(Rows from a figure dataset)

◆ ◆ ◆ ◆ ◆ ◆ ◆

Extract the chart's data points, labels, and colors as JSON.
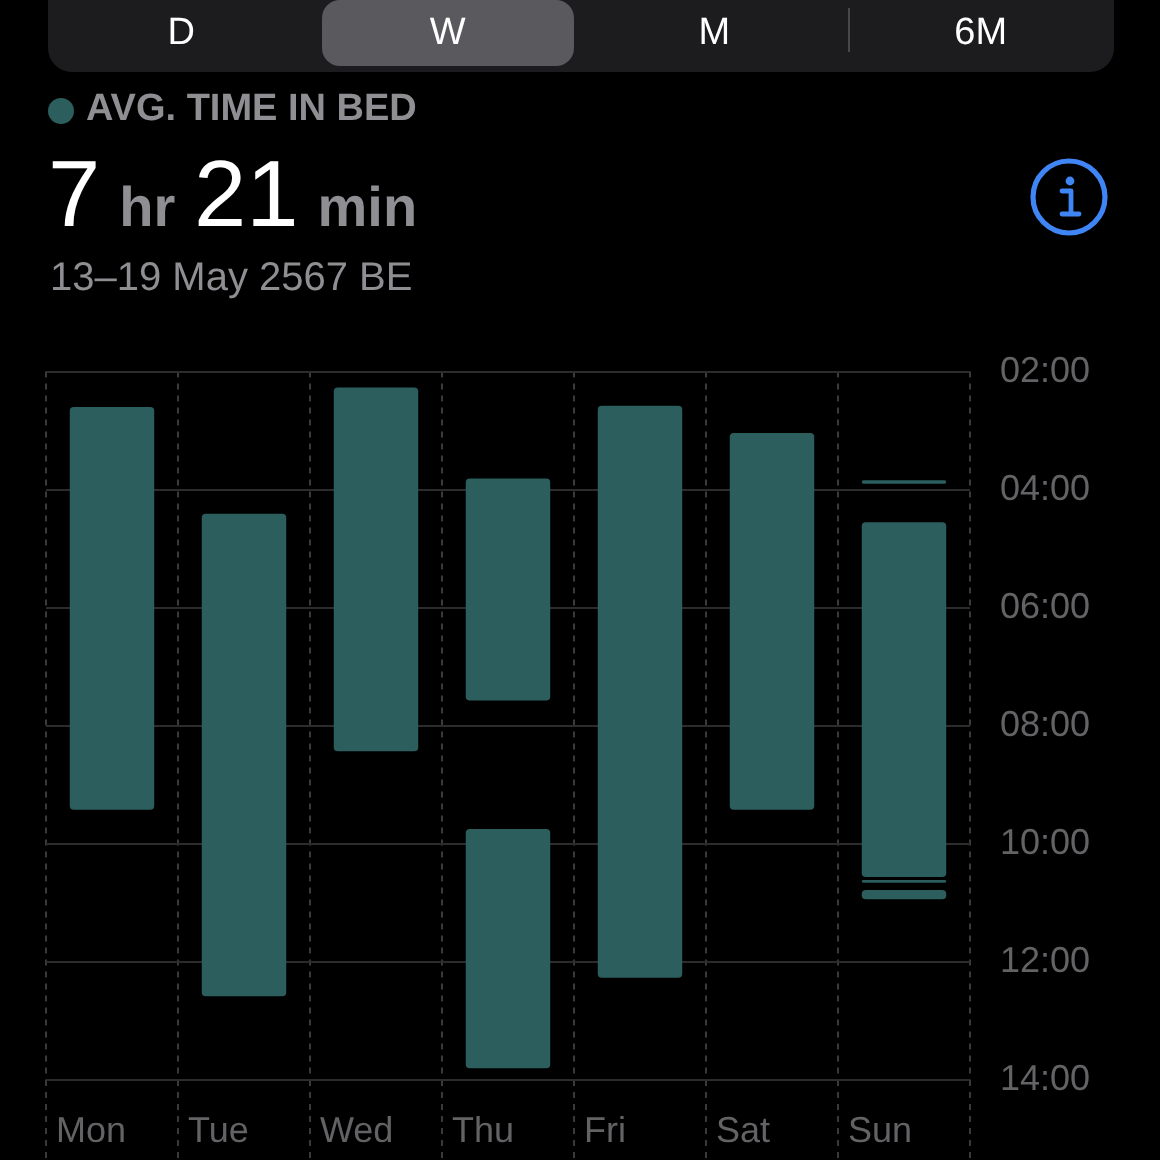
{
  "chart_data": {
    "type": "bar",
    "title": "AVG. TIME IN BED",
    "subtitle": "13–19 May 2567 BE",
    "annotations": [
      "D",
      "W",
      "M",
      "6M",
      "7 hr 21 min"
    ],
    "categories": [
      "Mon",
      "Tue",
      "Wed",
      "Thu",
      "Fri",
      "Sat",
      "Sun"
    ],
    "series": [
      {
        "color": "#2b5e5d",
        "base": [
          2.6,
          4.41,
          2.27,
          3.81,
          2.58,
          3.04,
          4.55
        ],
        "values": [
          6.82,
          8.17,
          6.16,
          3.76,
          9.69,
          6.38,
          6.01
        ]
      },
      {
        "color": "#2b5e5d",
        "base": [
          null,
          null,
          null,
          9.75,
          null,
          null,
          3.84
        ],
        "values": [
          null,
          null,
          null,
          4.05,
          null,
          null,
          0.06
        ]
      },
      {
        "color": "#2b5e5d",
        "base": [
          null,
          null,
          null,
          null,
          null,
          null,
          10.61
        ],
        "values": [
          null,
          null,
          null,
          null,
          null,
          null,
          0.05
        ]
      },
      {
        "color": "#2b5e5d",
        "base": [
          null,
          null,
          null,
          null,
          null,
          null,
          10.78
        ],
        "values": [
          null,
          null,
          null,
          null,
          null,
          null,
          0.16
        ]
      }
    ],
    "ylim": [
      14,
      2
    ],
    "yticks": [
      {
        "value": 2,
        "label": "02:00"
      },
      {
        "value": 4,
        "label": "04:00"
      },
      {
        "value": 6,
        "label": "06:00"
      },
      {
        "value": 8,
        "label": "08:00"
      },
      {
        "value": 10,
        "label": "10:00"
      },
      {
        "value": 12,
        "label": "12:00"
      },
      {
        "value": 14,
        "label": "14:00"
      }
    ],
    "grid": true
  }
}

◆ ◆ ◆ ◆ ◆ ◆ ◆

Goal
Excluding the pictures, restate the records above word for word.

Response to this exercise
Extract the chart's data points, labels, and colors as JSON.
{
  "chart_data": {
    "type": "bar",
    "title": "AVG. TIME IN BED",
    "subtitle": "13–19 May 2567 BE",
    "annotations": [
      "D",
      "W",
      "M",
      "6M",
      "7 hr 21 min"
    ],
    "categories": [
      "Mon",
      "Tue",
      "Wed",
      "Thu",
      "Fri",
      "Sat",
      "Sun"
    ],
    "series": [
      {
        "color": "#2b5e5d",
        "base": [
          2.6,
          4.41,
          2.27,
          3.81,
          2.58,
          3.04,
          4.55
        ],
        "values": [
          6.82,
          8.17,
          6.16,
          3.76,
          9.69,
          6.38,
          6.01
        ]
      },
      {
        "color": "#2b5e5d",
        "base": [
          null,
          null,
          null,
          9.75,
          null,
          null,
          3.84
        ],
        "values": [
          null,
          null,
          null,
          4.05,
          null,
          null,
          0.06
        ]
      },
      {
        "color": "#2b5e5d",
        "base": [
          null,
          null,
          null,
          null,
          null,
          null,
          10.61
        ],
        "values": [
          null,
          null,
          null,
          null,
          null,
          null,
          0.05
        ]
      },
      {
        "color": "#2b5e5d",
        "base": [
          null,
          null,
          null,
          null,
          null,
          null,
          10.78
        ],
        "values": [
          null,
          null,
          null,
          null,
          null,
          null,
          0.16
        ]
      }
    ],
    "ylim": [
      14,
      2
    ],
    "yticks": [
      {
        "value": 2,
        "label": "02:00"
      },
      {
        "value": 4,
        "label": "04:00"
      },
      {
        "value": 6,
        "label": "06:00"
      },
      {
        "value": 8,
        "label": "08:00"
      },
      {
        "value": 10,
        "label": "10:00"
      },
      {
        "value": 12,
        "label": "12:00"
      },
      {
        "value": 14,
        "label": "14:00"
      }
    ],
    "grid": true
  }
}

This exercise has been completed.